▼
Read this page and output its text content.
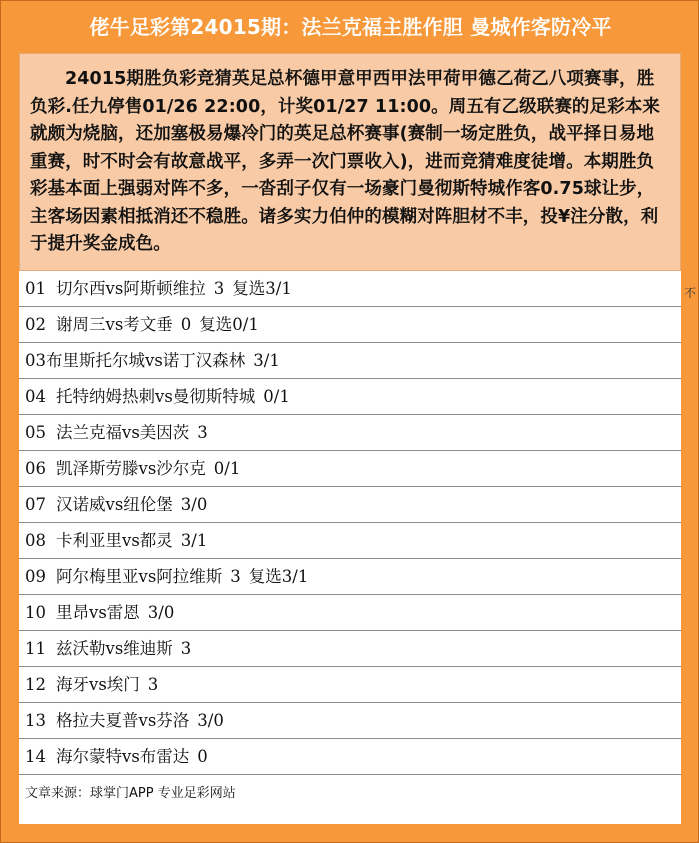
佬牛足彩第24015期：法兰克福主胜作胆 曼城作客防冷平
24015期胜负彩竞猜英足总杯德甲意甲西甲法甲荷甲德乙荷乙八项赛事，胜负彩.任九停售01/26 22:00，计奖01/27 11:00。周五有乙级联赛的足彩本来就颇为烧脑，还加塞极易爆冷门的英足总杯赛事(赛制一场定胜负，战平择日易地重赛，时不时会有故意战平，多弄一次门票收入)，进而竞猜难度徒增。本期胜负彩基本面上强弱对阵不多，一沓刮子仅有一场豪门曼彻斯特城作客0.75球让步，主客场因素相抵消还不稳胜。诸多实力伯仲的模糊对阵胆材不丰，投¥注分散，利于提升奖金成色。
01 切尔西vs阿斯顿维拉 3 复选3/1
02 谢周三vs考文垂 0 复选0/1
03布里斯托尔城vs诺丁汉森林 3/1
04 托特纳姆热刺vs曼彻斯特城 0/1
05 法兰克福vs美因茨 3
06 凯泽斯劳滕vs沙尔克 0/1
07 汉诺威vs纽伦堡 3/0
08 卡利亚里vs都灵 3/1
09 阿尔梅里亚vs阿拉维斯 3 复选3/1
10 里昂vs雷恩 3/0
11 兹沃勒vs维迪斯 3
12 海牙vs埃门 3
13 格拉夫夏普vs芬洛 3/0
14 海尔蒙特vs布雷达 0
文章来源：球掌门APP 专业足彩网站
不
▲
◆ Requirements: Copy the records above exactly, omitting every picture.

◆ Result:
Read this page and output its text content.
佬牛足彩第24015期：法兰克福主胜作胆 曼城作客防冷平
24015期胜负彩竞猜英足总杯德甲意甲西甲法甲荷甲德乙荷乙八项赛事，胜负彩.任九停售01/26 22:00，计奖01/27 11:00。周五有乙级联赛的足彩本来就颇为烧脑，还加塞极易爆冷门的英足总杯赛事(赛制一场定胜负，战平择日易地重赛，时不时会有故意战平，多弄一次门票收入)，进而竞猜难度徒增。本期胜负彩基本面上强弱对阵不多，一沓刮子仅有一场豪门曼彻斯特城作客0.75球让步，主客场因素相抵消还不稳胜。诸多实力伯仲的模糊对阵胆材不丰，投¥注分散，利于提升奖金成色。
01 切尔西vs阿斯顿维拉 3 复选3/1
02 谢周三vs考文垂 0 复选0/1
03布里斯托尔城vs诺丁汉森林 3/1
04 托特纳姆热刺vs曼彻斯特城 0/1
05 法兰克福vs美因茨 3
06 凯泽斯劳滕vs沙尔克 0/1
07 汉诺威vs纽伦堡 3/0
08 卡利亚里vs都灵 3/1
09 阿尔梅里亚vs阿拉维斯 3 复选3/1
10 里昂vs雷恩 3/0
11 兹沃勒vs维迪斯 3
12 海牙vs埃门 3
13 格拉夫夏普vs芬洛 3/0
14 海尔蒙特vs布雷达 0
文章来源：球掌门APP 专业足彩网站
不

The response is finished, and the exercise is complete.